• **Required tasks**:
1/ List every critic quoted by name in the text about The Spitfire Grill below.
2/ In the text about The Spitfire Grill below, write out the passage from "- The New York/Off-Broadway Production was" up to and including "World UK Awards.", swapping "Broadway World UK Awards" for "BroadwayWorld UK Awards".

• **Extract provided**:
╔══
Of the London production, Stephen Collins in British Theatre wrote, "The Spitfire Grill is a musical treat. James Valcq’s score is richly rewarding and creates a genuinely engaging musical atmosphere, which helps shape and drive the narrative. He creates a true musical world for the characters and, within that world, each character has tunes and phrases which assist in illuminating them and their part in the story. There are plenty of thrilling musical passages, some gentle and heartbreaking ones, as well as joyful and colourful (and tuneful) numbers. It’s the kind of score which engulfs you with its charm and spirit and, at the end, you just want to listen to it again." In his article "The Best of 2015" for Live Theatre UK, Collins singled out "Union Theatre's magical enlivening of The Spitfire Grill, a heart-warming but difficult American tale of redemption and fortitude which deserves a further, extensive life in the West End." In The Stage, Mark Shenton found the show "a chamber musical that mines surprising depths in its portrait of the healing qualities of small-town community life. Set to a haunting score, the cast of seven gives it a gritty heart, aching with longing and regret but also hope."

In Harper's Bazaar UK, Lucy Halfhead stated, "the songs all hit their emotional marks - whether rousing or heartbreaking - and propel the action along. It’s thrilling that The Spitfire Grill’s raft of great tunes has been uncovered for a UK audience." Genni Trickett of London Theatre 1 called the show "heart-warming, sincere, thought-provoking, and a jolly good story. Not to mention the original, toe-tapping tunes, which get into your head and refuse to be dislodged, no matter how hard you try." The British Theatre Guides Howard Loxton wrote of the score: "The songs are part of the storytelling smoothly integrated with a gentle folk influence and an almost operatic treatment in the way they colour in the narrative and elaborate phrases. From individual arias to a complex sextet involving all the characters except a silent outsider, they are beautifully crafted."

==Awards and nominations==

- The New York/Off-Broadway Production received an Outer Critics Circle Award nomination for Best Off Broadway Musical.
- The New York/Off-Broadway Production received a Drama League Award nomination for Best Off Broadway Musical.
- The New York/Off-Broadway Production was nominated for two Drama Desk Awards: Outstanding Actress in a Musical (Garrett Long) and Outstanding Featured Actress in a Musical (Liz Callaway).
- The London production received Best New Production of a Musical (Fringe/Regions) in the Broadway World UK Awards.
- The Washington DC production received 2 Helen Hayes Award nominations.
- The Los Angeles production received a Dramalogue Award nomination for Best Musical.
╚══
• **Data provided**:
╔══
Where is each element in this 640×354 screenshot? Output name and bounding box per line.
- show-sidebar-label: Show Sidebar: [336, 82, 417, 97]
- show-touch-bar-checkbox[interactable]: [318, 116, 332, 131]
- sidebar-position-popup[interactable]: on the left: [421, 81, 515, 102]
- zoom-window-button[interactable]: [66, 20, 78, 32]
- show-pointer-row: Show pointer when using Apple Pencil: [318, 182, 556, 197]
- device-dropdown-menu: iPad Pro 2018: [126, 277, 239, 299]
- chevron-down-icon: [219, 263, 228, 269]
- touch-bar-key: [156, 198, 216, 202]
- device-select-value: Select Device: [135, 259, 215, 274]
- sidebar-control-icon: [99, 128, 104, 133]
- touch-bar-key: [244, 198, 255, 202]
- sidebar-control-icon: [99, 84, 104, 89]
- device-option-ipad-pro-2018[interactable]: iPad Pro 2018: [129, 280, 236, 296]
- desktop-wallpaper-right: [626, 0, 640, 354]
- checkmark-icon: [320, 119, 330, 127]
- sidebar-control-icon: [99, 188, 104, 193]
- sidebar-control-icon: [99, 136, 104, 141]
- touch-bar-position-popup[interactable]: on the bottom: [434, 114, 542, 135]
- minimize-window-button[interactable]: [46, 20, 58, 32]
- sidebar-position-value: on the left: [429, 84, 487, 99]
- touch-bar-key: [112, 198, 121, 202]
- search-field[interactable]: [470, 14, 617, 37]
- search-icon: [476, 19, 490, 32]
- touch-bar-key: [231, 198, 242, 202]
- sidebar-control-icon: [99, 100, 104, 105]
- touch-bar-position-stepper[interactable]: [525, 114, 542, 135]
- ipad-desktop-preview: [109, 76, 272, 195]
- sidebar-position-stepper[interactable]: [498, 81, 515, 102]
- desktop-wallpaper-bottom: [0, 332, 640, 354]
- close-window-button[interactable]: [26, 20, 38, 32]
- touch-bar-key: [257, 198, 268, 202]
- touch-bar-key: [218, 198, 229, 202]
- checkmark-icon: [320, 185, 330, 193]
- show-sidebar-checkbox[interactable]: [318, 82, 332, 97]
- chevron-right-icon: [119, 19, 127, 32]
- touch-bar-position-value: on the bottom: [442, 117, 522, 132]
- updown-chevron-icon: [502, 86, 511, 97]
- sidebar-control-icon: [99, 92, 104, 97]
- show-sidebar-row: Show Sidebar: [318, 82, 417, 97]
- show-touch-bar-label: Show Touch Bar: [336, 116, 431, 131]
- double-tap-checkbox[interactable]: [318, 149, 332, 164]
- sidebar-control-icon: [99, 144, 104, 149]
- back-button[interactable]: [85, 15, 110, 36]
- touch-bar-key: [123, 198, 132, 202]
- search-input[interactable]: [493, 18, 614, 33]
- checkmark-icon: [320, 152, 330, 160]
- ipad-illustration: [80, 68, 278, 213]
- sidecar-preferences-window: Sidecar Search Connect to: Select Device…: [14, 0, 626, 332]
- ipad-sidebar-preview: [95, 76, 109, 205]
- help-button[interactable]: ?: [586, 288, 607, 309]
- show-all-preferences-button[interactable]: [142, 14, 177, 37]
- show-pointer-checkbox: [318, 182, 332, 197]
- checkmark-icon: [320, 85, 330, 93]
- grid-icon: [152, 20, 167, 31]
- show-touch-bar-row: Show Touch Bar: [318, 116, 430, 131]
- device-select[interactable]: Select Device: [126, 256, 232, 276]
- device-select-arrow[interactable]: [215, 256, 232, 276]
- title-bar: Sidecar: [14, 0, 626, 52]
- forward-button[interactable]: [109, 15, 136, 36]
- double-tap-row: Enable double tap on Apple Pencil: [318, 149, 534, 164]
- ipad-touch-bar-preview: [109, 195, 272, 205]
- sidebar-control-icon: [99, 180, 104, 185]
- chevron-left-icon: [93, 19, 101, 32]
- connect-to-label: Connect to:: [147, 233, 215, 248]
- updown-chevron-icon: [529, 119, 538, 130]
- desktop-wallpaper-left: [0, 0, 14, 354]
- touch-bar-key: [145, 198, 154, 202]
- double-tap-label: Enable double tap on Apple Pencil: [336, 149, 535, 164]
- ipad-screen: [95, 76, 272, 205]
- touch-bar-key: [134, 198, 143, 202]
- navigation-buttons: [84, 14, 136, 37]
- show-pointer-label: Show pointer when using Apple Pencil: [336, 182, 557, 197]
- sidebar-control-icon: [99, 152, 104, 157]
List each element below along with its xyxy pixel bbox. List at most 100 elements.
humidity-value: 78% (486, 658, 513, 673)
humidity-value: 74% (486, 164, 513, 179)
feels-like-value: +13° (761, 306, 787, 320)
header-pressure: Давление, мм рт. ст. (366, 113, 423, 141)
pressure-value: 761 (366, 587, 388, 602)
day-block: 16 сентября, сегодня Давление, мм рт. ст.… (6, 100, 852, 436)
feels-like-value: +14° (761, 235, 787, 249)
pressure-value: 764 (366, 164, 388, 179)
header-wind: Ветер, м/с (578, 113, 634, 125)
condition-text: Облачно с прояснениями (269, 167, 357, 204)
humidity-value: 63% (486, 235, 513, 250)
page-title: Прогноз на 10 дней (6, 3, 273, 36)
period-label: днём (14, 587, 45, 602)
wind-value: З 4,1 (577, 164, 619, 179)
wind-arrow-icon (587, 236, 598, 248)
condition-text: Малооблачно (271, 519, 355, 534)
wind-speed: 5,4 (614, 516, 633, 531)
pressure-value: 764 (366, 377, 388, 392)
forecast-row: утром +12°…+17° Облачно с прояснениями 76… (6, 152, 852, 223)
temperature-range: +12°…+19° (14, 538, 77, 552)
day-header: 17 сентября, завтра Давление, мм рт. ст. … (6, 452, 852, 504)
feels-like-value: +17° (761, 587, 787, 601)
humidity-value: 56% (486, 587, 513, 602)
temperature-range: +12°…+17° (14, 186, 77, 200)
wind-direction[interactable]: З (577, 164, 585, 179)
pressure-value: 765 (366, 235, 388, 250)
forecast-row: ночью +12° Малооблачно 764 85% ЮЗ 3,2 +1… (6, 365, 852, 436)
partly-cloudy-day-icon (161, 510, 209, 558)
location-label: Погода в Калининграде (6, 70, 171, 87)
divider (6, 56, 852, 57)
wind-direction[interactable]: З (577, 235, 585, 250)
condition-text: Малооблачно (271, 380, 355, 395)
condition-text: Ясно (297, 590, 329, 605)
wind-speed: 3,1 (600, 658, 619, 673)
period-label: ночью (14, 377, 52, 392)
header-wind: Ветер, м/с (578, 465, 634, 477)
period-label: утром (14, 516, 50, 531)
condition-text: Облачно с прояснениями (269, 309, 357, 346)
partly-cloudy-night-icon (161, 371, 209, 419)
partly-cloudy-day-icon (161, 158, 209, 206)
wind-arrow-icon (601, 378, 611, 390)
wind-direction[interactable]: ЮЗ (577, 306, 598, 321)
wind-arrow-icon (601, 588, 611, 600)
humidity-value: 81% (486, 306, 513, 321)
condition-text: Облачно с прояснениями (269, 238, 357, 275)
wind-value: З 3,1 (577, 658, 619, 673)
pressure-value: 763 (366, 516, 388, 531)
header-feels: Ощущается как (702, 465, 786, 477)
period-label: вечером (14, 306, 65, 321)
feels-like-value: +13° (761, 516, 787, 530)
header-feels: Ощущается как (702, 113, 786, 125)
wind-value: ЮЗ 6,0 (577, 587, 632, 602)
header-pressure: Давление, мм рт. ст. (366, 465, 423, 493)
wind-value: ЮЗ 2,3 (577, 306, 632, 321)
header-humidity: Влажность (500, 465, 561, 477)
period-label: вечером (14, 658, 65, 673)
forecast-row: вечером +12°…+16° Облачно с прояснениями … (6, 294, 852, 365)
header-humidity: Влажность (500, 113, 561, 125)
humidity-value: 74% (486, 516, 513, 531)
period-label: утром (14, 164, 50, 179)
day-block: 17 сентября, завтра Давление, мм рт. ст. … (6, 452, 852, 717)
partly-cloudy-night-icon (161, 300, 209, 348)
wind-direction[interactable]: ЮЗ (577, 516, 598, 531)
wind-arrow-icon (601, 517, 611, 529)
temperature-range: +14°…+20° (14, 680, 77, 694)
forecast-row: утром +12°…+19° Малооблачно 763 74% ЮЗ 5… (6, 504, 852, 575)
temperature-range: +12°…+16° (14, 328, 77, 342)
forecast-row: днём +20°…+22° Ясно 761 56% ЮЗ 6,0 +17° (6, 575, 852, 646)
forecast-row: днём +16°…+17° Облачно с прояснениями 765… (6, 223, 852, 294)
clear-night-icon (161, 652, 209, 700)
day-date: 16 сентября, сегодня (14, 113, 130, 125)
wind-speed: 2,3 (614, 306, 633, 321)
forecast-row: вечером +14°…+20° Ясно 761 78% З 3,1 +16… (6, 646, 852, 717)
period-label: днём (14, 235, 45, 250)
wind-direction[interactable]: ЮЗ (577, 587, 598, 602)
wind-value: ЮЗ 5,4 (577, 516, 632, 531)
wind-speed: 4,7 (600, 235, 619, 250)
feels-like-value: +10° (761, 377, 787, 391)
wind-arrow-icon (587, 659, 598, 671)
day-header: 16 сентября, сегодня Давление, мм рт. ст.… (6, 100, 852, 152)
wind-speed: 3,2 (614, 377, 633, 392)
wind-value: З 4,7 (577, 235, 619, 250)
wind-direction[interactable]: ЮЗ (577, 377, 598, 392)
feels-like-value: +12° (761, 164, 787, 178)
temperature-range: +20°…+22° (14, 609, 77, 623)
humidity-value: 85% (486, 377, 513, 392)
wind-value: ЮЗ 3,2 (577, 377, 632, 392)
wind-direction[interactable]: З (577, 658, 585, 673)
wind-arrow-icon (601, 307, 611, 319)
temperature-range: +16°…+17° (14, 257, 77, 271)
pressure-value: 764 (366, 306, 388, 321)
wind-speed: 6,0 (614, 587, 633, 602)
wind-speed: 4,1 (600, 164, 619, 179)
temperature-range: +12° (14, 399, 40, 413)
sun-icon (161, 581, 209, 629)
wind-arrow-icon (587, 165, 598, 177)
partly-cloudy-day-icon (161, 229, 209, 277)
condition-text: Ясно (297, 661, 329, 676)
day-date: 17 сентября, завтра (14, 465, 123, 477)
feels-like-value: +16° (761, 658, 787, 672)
╚══
• **Numbered responses**:
1/ Stephen Collins, Mark Shenton, Lucy Halfhead, Genni Trickett, Howard Loxton

2/
- The New York/Off-Broadway Production was nominated for two Drama Desk Awards: Outstanding Actress in a Musical (Garrett Long) and Outstanding Featured Actress in a Musical (Liz Callaway).
- The London production received Best New Production of a Musical (Fringe/Regions) in the BroadwayWorld UK Awards.